## Prompt
Gather each line containing the string "PVPS" from these entries.

## Raw records
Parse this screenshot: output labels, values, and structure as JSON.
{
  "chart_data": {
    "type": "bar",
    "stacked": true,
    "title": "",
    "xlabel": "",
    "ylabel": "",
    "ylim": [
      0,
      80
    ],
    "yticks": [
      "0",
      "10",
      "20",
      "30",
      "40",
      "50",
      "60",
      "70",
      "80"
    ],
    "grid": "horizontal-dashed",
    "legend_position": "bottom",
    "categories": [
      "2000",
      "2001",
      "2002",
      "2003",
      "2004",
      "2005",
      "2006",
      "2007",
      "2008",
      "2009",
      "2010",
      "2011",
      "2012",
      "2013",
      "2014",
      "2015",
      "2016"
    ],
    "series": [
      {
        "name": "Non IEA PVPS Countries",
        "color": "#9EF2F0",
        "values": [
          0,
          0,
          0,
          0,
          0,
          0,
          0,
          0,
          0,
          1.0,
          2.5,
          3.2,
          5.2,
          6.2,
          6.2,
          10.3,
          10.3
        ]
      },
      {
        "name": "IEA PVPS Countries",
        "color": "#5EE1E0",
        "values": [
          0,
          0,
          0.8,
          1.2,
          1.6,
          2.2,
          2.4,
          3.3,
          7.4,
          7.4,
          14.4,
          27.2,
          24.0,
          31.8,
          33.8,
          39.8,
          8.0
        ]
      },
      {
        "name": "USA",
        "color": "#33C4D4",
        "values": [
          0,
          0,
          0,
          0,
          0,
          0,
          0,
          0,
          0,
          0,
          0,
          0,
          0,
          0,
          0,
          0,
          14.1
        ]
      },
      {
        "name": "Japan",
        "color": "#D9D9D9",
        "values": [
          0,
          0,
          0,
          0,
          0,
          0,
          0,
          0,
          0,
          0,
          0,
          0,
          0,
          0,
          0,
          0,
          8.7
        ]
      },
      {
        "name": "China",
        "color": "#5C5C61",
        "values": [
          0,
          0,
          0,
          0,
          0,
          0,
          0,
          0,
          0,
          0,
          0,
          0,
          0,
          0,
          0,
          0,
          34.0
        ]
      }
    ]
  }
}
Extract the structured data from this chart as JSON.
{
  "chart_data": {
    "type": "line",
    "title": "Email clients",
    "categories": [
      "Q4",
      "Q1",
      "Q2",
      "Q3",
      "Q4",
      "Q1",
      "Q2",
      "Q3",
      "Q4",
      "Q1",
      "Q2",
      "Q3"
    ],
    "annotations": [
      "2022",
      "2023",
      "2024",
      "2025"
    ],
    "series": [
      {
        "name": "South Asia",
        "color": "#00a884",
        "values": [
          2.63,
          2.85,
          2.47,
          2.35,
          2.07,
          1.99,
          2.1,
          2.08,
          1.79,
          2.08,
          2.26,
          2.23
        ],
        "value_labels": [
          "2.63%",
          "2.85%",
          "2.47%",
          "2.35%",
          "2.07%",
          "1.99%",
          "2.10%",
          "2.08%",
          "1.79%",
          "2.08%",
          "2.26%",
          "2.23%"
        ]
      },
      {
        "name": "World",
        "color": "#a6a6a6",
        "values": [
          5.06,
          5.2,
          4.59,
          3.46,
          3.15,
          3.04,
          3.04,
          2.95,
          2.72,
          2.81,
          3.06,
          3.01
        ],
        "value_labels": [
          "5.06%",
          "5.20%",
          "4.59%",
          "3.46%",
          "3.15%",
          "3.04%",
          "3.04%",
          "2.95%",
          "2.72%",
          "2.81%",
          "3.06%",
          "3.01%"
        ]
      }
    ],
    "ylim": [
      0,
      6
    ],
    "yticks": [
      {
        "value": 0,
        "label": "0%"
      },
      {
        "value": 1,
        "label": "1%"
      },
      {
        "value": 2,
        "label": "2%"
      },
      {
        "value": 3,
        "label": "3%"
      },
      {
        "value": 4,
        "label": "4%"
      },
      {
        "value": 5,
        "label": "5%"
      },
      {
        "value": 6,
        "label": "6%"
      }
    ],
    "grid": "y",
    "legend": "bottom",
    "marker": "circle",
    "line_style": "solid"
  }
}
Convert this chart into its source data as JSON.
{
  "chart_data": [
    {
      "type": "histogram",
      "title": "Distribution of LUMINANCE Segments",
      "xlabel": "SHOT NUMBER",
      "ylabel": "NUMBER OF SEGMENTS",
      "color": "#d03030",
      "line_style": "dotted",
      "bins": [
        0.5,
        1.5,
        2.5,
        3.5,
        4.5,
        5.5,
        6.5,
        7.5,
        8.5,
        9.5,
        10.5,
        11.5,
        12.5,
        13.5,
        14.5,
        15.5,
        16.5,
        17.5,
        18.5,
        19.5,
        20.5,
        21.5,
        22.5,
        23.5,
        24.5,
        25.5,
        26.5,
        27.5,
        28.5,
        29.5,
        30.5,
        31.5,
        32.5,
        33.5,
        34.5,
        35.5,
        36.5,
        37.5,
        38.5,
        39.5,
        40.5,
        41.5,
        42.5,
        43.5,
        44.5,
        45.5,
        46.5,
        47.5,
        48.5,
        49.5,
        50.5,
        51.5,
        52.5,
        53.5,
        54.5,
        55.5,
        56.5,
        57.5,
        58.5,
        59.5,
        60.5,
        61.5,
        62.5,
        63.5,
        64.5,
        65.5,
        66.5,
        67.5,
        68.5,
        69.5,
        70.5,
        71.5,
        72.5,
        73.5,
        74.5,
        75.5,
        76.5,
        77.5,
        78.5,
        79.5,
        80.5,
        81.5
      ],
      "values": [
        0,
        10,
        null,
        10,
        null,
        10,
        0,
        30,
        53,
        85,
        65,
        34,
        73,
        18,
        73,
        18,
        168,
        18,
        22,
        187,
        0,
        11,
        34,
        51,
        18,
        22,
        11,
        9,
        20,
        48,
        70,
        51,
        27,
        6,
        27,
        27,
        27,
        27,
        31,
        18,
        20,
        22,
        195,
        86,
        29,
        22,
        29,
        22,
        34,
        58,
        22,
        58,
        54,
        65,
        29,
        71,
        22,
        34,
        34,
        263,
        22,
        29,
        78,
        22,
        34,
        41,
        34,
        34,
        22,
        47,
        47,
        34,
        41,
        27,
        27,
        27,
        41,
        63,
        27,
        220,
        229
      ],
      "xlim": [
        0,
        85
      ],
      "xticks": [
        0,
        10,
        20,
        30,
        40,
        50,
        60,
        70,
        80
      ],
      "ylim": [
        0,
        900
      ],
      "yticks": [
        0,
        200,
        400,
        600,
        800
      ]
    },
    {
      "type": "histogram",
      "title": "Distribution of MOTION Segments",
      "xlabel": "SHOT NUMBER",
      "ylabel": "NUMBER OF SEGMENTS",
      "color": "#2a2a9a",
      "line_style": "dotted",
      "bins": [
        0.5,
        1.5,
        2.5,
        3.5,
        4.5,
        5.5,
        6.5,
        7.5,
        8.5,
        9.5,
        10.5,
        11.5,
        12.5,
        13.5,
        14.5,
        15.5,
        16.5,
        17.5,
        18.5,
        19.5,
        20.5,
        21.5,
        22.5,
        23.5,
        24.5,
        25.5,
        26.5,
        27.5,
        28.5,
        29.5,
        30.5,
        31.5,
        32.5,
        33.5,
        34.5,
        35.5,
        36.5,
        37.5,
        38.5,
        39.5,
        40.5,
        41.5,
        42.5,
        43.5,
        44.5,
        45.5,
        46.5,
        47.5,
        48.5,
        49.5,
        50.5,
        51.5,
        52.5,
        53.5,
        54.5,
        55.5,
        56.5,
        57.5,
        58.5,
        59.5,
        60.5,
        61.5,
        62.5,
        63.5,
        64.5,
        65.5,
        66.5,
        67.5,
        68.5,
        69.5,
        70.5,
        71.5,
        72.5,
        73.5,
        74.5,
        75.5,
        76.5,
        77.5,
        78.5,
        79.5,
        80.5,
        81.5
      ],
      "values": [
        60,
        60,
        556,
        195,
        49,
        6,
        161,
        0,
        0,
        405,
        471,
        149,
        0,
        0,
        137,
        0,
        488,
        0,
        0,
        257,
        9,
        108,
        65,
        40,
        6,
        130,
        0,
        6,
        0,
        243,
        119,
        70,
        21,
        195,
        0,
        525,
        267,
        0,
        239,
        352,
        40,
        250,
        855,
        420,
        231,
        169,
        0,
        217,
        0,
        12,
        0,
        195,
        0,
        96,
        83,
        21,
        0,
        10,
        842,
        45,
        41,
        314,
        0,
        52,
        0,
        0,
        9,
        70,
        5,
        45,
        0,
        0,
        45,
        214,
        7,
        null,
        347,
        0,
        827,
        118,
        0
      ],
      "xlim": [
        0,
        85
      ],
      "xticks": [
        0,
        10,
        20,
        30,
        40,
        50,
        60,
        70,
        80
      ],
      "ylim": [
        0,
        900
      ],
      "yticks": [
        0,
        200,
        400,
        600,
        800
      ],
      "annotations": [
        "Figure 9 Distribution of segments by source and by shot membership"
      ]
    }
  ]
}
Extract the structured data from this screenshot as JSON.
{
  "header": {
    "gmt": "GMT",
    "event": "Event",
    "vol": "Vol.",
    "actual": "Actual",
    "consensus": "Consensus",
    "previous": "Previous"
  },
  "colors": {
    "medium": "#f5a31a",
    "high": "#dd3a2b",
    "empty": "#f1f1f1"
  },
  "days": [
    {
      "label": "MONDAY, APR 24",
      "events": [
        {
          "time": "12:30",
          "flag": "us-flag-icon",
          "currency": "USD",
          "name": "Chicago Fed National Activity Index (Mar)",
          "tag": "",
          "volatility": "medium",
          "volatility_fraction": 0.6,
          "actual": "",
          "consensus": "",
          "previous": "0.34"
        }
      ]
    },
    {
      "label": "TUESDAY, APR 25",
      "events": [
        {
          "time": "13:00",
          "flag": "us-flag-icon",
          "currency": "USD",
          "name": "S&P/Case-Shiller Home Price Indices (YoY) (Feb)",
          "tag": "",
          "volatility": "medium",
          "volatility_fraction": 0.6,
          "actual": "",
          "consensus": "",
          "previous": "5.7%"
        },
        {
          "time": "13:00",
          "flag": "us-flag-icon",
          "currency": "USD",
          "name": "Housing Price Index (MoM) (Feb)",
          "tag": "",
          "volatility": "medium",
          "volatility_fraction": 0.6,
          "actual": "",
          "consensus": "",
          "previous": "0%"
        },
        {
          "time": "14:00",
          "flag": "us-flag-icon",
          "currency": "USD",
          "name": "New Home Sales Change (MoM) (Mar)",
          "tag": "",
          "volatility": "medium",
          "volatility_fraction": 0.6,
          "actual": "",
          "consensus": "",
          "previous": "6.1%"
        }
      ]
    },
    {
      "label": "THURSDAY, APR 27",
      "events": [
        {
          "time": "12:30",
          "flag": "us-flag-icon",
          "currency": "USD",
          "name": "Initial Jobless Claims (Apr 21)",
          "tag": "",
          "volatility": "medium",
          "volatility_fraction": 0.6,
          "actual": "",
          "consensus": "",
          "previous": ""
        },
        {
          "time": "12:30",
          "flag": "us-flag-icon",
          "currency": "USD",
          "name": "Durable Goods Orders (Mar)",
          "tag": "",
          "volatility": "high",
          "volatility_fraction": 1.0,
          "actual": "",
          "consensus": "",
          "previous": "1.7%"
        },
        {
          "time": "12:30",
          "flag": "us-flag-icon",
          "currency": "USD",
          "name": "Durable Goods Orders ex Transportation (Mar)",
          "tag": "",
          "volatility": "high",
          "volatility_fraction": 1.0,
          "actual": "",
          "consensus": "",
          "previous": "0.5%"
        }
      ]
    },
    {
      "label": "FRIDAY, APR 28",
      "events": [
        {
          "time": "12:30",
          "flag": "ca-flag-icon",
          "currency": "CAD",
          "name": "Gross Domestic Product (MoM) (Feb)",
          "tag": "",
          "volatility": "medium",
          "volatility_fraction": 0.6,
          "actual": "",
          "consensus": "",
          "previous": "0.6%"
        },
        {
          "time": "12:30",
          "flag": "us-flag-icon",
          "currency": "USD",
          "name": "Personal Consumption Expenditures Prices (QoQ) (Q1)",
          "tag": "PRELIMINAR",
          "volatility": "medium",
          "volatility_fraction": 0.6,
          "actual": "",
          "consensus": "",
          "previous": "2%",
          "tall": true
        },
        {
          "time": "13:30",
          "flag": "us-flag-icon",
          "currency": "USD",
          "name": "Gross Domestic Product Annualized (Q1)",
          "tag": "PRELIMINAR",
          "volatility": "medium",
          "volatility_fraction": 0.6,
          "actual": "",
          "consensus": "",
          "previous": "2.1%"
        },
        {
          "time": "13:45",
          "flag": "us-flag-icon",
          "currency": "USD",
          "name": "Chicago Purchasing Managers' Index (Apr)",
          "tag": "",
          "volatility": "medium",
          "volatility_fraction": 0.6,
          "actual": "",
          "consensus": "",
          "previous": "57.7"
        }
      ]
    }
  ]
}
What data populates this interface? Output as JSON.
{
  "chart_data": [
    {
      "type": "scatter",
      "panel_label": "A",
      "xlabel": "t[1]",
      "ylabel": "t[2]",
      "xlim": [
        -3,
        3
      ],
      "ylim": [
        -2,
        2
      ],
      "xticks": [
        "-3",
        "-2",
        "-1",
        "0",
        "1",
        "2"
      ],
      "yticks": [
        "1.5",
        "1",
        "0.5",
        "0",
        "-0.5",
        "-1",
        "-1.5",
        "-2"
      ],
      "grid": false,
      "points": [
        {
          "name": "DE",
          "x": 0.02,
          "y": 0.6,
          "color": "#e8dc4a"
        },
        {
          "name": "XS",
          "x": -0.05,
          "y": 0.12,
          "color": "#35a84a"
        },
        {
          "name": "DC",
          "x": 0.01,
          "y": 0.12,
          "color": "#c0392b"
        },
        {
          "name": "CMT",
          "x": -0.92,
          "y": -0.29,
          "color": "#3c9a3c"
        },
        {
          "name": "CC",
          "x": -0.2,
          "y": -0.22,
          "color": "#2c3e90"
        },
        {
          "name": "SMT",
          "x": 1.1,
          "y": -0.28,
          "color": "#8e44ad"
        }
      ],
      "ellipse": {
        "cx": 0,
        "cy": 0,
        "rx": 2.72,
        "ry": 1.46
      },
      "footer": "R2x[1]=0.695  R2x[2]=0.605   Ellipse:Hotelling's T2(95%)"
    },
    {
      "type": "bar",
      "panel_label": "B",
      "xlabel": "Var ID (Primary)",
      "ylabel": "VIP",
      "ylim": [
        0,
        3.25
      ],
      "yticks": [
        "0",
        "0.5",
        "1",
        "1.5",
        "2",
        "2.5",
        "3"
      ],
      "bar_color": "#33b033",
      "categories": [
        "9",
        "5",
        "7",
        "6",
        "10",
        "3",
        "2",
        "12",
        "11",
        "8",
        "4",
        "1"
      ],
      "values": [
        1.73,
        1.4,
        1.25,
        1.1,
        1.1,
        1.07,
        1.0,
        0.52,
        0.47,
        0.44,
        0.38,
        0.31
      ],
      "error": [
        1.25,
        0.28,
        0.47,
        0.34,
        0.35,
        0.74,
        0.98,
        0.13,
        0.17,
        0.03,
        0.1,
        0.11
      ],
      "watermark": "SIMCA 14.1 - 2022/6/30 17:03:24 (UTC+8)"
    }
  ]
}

## The answer
        "name": "Non IEA PVPS Countries",
        "name": "IEA PVPS Countries",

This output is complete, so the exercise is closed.